Exercise details
Go through the records and extract every line with the word "JSON".

Record excerpts
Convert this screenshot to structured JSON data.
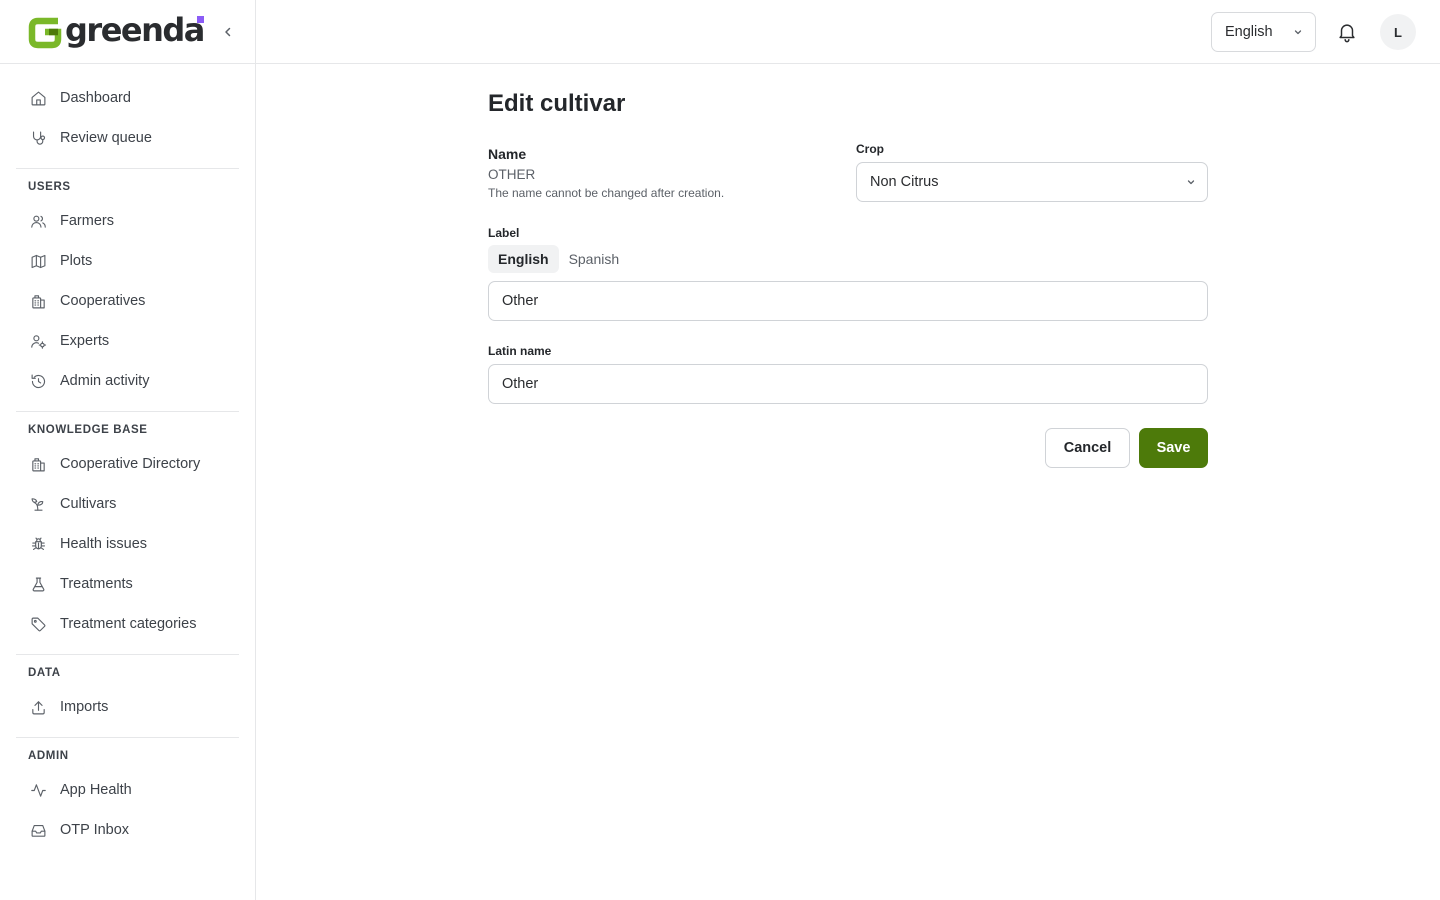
{
  "brand": {
    "name": "greenda",
    "logo_icon": "greenda-g-logo"
  },
  "colors": {
    "accent": "#4d7a0a",
    "logo_green": "#7ab829",
    "logo_dot": "#8b5cf6"
  },
  "sidebar": {
    "top_items": [
      {
        "label": "Dashboard",
        "icon": "home-icon"
      },
      {
        "label": "Review queue",
        "icon": "stethoscope-icon"
      }
    ],
    "sections": [
      {
        "title": "USERS",
        "items": [
          {
            "label": "Farmers",
            "icon": "users-icon"
          },
          {
            "label": "Plots",
            "icon": "map-icon"
          },
          {
            "label": "Cooperatives",
            "icon": "building-icon"
          },
          {
            "label": "Experts",
            "icon": "user-cog-icon"
          },
          {
            "label": "Admin activity",
            "icon": "history-icon"
          }
        ]
      },
      {
        "title": "KNOWLEDGE BASE",
        "items": [
          {
            "label": "Cooperative Directory",
            "icon": "building-icon"
          },
          {
            "label": "Cultivars",
            "icon": "sprout-icon"
          },
          {
            "label": "Health issues",
            "icon": "bug-icon"
          },
          {
            "label": "Treatments",
            "icon": "flask-icon"
          },
          {
            "label": "Treatment categories",
            "icon": "tag-icon"
          }
        ]
      },
      {
        "title": "DATA",
        "items": [
          {
            "label": "Imports",
            "icon": "upload-icon"
          }
        ]
      },
      {
        "title": "ADMIN",
        "items": [
          {
            "label": "App Health",
            "icon": "activity-icon"
          },
          {
            "label": "OTP Inbox",
            "icon": "inbox-icon"
          }
        ]
      }
    ]
  },
  "topbar": {
    "language": "English",
    "avatar_initial": "L"
  },
  "form": {
    "title": "Edit cultivar",
    "name_label": "Name",
    "name_value": "OTHER",
    "name_help": "The name cannot be changed after creation.",
    "crop_label": "Crop",
    "crop_value": "Non Citrus",
    "label_label": "Label",
    "label_tabs": [
      "English",
      "Spanish"
    ],
    "label_active_tab": "English",
    "label_value": "Other",
    "latin_label": "Latin name",
    "latin_value": "Other",
    "cancel_label": "Cancel",
    "save_label": "Save"
  }
}
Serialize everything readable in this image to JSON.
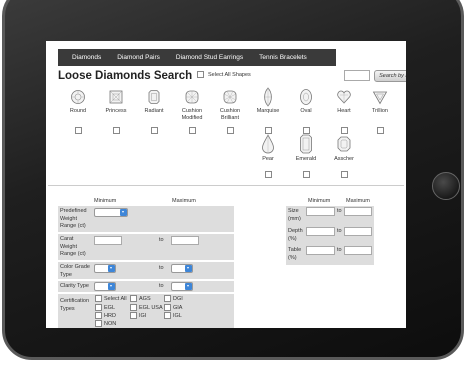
{
  "tabs": [
    "Diamonds",
    "Diamond Pairs",
    "Diamond Stud Earrings",
    "Tennis Bracelets"
  ],
  "title": "Loose Diamonds Search",
  "select_all_shapes": "Select All Shapes",
  "search_by_id": "Search by ID",
  "shapes": [
    "Round",
    "Princess",
    "Radiant",
    "Cushion Modified",
    "Cushion Brilliant",
    "Marquise",
    "Oval",
    "Heart",
    "Trillion",
    "Pear",
    "Emerald",
    "Asscher"
  ],
  "filters": {
    "minimum": "Minimum",
    "maximum": "Maximum",
    "to": "to",
    "predefined_weight": "Predefined Weight Range (ct)",
    "carat_weight": "Carat Weight Range (ct)",
    "color_grade": "Color Grade Type",
    "clarity_type": "Clarity Type",
    "certification": "Certification Types"
  },
  "certs": {
    "select_all": "Select All",
    "ags": "AGS",
    "dgi": "DGI",
    "egl": "EGL",
    "egl_usa": "EGL USA",
    "gia": "GIA",
    "hrd": "HRD",
    "igi": "IGI",
    "igl": "IGL",
    "non": "NON"
  },
  "right_filters": {
    "size": "Size (mm)",
    "depth": "Depth (%)",
    "table": "Table (%)"
  }
}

Finished answer
Convert this screenshot to structured JSON data.
Serialize everything readable in this image to JSON.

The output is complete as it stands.